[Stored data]

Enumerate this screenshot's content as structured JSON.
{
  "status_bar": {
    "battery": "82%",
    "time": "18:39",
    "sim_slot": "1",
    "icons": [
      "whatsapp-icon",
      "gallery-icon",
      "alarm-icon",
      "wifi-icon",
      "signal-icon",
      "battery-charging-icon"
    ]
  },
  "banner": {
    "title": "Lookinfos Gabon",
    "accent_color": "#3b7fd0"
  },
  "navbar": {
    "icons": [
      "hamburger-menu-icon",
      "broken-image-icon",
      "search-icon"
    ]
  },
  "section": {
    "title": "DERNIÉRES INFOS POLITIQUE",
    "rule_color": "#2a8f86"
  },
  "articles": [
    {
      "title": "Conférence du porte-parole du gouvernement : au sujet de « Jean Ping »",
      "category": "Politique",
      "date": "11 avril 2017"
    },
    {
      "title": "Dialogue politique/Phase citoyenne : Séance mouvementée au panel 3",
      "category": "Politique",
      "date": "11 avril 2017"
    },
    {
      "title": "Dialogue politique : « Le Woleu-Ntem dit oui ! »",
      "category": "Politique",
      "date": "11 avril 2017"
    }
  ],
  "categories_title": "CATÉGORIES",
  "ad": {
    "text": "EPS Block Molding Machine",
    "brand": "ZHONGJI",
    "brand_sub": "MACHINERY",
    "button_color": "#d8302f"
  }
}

PROMPT
Faithfully reproduce all of the records, character for character.

EXERCISE OUTPUT
Enumerate this screenshot's content as structured JSON.
{
  "status_bar": {
    "battery": "82%",
    "time": "18:39",
    "sim_slot": "1",
    "icons": [
      "whatsapp-icon",
      "gallery-icon",
      "alarm-icon",
      "wifi-icon",
      "signal-icon",
      "battery-charging-icon"
    ]
  },
  "banner": {
    "title": "Lookinfos Gabon",
    "accent_color": "#3b7fd0"
  },
  "navbar": {
    "icons": [
      "hamburger-menu-icon",
      "broken-image-icon",
      "search-icon"
    ]
  },
  "section": {
    "title": "DERNIÉRES INFOS POLITIQUE",
    "rule_color": "#2a8f86"
  },
  "articles": [
    {
      "title": "Conférence du porte-parole du gouvernement : au sujet de « Jean Ping »",
      "category": "Politique",
      "date": "11 avril 2017"
    },
    {
      "title": "Dialogue politique/Phase citoyenne : Séance mouvementée au panel 3",
      "category": "Politique",
      "date": "11 avril 2017"
    },
    {
      "title": "Dialogue politique : « Le Woleu-Ntem dit oui ! »",
      "category": "Politique",
      "date": "11 avril 2017"
    }
  ],
  "categories_title": "CATÉGORIES",
  "ad": {
    "text": "EPS Block Molding Machine",
    "brand": "ZHONGJI",
    "brand_sub": "MACHINERY",
    "button_color": "#d8302f"
  }
}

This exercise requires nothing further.